§ **Job**
Each line below should be reproduced without any alteration.

[Begin Data for this exercise]

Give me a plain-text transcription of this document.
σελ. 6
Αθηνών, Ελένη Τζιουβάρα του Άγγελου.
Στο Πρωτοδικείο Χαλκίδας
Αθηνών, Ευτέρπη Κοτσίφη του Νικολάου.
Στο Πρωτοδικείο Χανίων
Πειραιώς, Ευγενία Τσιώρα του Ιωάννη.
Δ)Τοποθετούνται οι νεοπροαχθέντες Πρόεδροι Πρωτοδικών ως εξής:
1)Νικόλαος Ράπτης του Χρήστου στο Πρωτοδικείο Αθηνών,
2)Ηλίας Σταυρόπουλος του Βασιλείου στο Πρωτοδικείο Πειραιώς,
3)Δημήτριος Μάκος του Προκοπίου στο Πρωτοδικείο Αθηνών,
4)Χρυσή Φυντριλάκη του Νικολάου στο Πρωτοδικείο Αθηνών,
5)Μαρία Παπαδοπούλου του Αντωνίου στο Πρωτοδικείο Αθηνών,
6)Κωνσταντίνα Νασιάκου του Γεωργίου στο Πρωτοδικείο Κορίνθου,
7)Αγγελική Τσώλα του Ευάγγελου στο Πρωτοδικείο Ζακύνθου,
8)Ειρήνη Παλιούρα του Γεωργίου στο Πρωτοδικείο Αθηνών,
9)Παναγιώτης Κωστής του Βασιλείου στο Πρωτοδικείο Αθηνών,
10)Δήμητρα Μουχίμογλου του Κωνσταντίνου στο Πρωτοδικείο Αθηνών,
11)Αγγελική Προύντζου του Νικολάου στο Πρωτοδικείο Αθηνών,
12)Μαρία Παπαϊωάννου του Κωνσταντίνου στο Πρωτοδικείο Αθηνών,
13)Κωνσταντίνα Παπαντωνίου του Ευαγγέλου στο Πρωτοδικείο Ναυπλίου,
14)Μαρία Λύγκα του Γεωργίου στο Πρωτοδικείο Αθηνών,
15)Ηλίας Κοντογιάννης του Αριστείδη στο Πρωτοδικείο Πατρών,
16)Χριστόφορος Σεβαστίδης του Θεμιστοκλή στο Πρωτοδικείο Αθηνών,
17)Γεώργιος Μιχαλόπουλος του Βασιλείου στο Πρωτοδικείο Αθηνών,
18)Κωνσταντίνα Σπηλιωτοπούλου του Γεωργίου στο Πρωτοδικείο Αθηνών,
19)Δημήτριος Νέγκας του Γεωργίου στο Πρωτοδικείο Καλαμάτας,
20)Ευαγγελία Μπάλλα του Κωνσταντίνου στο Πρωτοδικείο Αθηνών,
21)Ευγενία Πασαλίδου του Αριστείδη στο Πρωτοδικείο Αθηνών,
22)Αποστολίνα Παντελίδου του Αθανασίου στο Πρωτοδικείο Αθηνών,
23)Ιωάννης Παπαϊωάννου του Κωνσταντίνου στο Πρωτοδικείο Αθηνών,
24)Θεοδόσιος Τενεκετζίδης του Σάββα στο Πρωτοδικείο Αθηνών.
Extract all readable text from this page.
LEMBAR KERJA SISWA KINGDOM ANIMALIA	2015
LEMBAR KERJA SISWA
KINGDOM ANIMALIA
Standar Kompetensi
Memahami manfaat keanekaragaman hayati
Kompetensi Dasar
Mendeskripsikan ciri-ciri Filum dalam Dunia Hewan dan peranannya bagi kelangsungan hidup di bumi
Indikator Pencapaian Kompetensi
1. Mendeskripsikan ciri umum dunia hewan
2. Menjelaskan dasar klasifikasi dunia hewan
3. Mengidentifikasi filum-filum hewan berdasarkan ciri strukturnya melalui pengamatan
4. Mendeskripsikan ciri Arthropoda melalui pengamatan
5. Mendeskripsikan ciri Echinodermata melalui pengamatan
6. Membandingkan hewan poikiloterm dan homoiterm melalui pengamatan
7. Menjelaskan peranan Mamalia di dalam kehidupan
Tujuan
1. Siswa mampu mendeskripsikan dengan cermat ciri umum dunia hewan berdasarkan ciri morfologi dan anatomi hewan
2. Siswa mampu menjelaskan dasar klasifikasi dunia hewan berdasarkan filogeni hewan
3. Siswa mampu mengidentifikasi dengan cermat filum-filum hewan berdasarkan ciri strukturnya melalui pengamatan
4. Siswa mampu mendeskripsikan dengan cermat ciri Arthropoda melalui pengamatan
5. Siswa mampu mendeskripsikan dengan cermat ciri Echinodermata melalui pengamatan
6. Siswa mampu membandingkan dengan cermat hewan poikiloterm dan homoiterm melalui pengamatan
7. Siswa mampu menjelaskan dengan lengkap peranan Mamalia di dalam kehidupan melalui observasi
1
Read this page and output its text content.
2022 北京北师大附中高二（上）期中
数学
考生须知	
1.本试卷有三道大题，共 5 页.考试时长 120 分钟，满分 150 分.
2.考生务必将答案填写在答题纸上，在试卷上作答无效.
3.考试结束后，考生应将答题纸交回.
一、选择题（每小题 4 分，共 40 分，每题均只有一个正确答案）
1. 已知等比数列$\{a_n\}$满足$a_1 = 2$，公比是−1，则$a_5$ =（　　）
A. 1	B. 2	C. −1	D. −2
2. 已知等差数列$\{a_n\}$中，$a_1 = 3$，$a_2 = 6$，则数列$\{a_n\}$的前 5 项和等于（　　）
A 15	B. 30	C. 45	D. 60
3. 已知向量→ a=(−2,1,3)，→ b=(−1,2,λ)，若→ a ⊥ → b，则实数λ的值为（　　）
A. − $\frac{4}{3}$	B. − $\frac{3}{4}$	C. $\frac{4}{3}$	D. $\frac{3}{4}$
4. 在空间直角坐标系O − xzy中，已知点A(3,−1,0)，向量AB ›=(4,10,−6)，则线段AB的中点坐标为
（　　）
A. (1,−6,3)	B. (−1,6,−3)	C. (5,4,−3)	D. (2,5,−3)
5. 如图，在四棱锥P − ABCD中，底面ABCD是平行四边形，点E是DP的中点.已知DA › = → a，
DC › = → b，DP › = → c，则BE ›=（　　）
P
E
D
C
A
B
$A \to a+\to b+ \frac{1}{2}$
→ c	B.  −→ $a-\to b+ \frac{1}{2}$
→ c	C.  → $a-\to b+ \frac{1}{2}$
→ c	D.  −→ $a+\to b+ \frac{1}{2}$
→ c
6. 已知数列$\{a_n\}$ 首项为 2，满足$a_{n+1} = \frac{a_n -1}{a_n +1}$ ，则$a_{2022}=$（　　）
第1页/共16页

[End Data for this exercise]

§ **Task solution**
Give me a plain-text transcription of this document.
σελ. 6
Αθηνών, Ελένη Τζιουβάρα του Άγγελου.
Στο Πρωτοδικείο Χαλκίδας
Αθηνών, Ευτέρπη Κοτσίφη του Νικολάου.
Στο Πρωτοδικείο Χανίων
Πειραιώς, Ευγενία Τσιώρα του Ιωάννη.
Δ)Τοποθετούνται οι νεοπροαχθέντες Πρόεδροι Πρωτοδικών ως εξής:
1)Νικόλαος Ράπτης του Χρήστου στο Πρωτοδικείο Αθηνών,
2)Ηλίας Σταυρόπουλος του Βασιλείου στο Πρωτοδικείο Πειραιώς,
3)Δημήτριος Μάκος του Προκοπίου στο Πρωτοδικείο Αθηνών,
4)Χρυσή Φυντριλάκη του Νικολάου στο Πρωτοδικείο Αθηνών,
5)Μαρία Παπαδοπούλου του Αντωνίου στο Πρωτοδικείο Αθηνών,
6)Κωνσταντίνα Νασιάκου του Γεωργίου στο Πρωτοδικείο Κορίνθου,
7)Αγγελική Τσώλα του Ευάγγελου στο Πρωτοδικείο Ζακύνθου,
8)Ειρήνη Παλιούρα του Γεωργίου στο Πρωτοδικείο Αθηνών,
9)Παναγιώτης Κωστής του Βασιλείου στο Πρωτοδικείο Αθηνών,
10)Δήμητρα Μουχίμογλου του Κωνσταντίνου στο Πρωτοδικείο Αθηνών,
11)Αγγελική Προύντζου του Νικολάου στο Πρωτοδικείο Αθηνών,
12)Μαρία Παπαϊωάννου του Κωνσταντίνου στο Πρωτοδικείο Αθηνών,
13)Κωνσταντίνα Παπαντωνίου του Ευαγγέλου στο Πρωτοδικείο Ναυπλίου,
14)Μαρία Λύγκα του Γεωργίου στο Πρωτοδικείο Αθηνών,
15)Ηλίας Κοντογιάννης του Αριστείδη στο Πρωτοδικείο Πατρών,
16)Χριστόφορος Σεβαστίδης του Θεμιστοκλή στο Πρωτοδικείο Αθηνών,
17)Γεώργιος Μιχαλόπουλος του Βασιλείου στο Πρωτοδικείο Αθηνών,
18)Κωνσταντίνα Σπηλιωτοπούλου του Γεωργίου στο Πρωτοδικείο Αθηνών,
19)Δημήτριος Νέγκας του Γεωργίου στο Πρωτοδικείο Καλαμάτας,
20)Ευαγγελία Μπάλλα του Κωνσταντίνου στο Πρωτοδικείο Αθηνών,
21)Ευγενία Πασαλίδου του Αριστείδη στο Πρωτοδικείο Αθηνών,
22)Αποστολίνα Παντελίδου του Αθανασίου στο Πρωτοδικείο Αθηνών,
23)Ιωάννης Παπαϊωάννου του Κωνσταντίνου στο Πρωτοδικείο Αθηνών,
24)Θεοδόσιος Τενεκετζίδης του Σάββα στο Πρωτοδικείο Αθηνών.
Extract all readable text from this page.
LEMBAR KERJA SISWA KINGDOM ANIMALIA	2015
LEMBAR KERJA SISWA
KINGDOM ANIMALIA
Standar Kompetensi
Memahami manfaat keanekaragaman hayati
Kompetensi Dasar
Mendeskripsikan ciri-ciri Filum dalam Dunia Hewan dan peranannya bagi kelangsungan hidup di bumi
Indikator Pencapaian Kompetensi
1. Mendeskripsikan ciri umum dunia hewan
2. Menjelaskan dasar klasifikasi dunia hewan
3. Mengidentifikasi filum-filum hewan berdasarkan ciri strukturnya melalui pengamatan
4. Mendeskripsikan ciri Arthropoda melalui pengamatan
5. Mendeskripsikan ciri Echinodermata melalui pengamatan
6. Membandingkan hewan poikiloterm dan homoiterm melalui pengamatan
7. Menjelaskan peranan Mamalia di dalam kehidupan
Tujuan
1. Siswa mampu mendeskripsikan dengan cermat ciri umum dunia hewan berdasarkan ciri morfologi dan anatomi hewan
2. Siswa mampu menjelaskan dasar klasifikasi dunia hewan berdasarkan filogeni hewan
3. Siswa mampu mengidentifikasi dengan cermat filum-filum hewan berdasarkan ciri strukturnya melalui pengamatan
4. Siswa mampu mendeskripsikan dengan cermat ciri Arthropoda melalui pengamatan
5. Siswa mampu mendeskripsikan dengan cermat ciri Echinodermata melalui pengamatan
6. Siswa mampu membandingkan dengan cermat hewan poikiloterm dan homoiterm melalui pengamatan
7. Siswa mampu menjelaskan dengan lengkap peranan Mamalia di dalam kehidupan melalui observasi
1
Read this page and output its text content.
2022 北京北师大附中高二（上）期中
数学
考生须知	
1.本试卷有三道大题，共 5 页.考试时长 120 分钟，满分 150 分.
2.考生务必将答案填写在答题纸上，在试卷上作答无效.
3.考试结束后，考生应将答题纸交回.
一、选择题（每小题 4 分，共 40 分，每题均只有一个正确答案）
1. 已知等比数列$\{a_n\}$满足$a_1 = 2$，公比是−1，则$a_5$ =（　　）
A. 1	B. 2	C. −1	D. −2
2. 已知等差数列$\{a_n\}$中，$a_1 = 3$，$a_2 = 6$，则数列$\{a_n\}$的前 5 项和等于（　　）
A 15	B. 30	C. 45	D. 60
3. 已知向量→ a=(−2,1,3)，→ b=(−1,2,λ)，若→ a ⊥ → b，则实数λ的值为（　　）
A. − $\frac{4}{3}$	B. − $\frac{3}{4}$	C. $\frac{4}{3}$	D. $\frac{3}{4}$
4. 在空间直角坐标系O − xzy中，已知点A(3,−1,0)，向量AB ›=(4,10,−6)，则线段AB的中点坐标为
（　　）
A. (1,−6,3)	B. (−1,6,−3)	C. (5,4,−3)	D. (2,5,−3)
5. 如图，在四棱锥P − ABCD中，底面ABCD是平行四边形，点E是DP的中点.已知DA › = → a，
DC › = → b，DP › = → c，则BE ›=（　　）
P
E
D
C
A
B
$A \to a+\to b+ \frac{1}{2}$
→ c	B.  −→ $a-\to b+ \frac{1}{2}$
→ c	C.  → $a-\to b+ \frac{1}{2}$
→ c	D.  −→ $a+\to b+ \frac{1}{2}$
→ c
6. 已知数列$\{a_n\}$ 首项为 2，满足$a_{n+1} = \frac{a_n -1}{a_n +1}$ ，则$a_{2022}=$（　　）
第1页/共16页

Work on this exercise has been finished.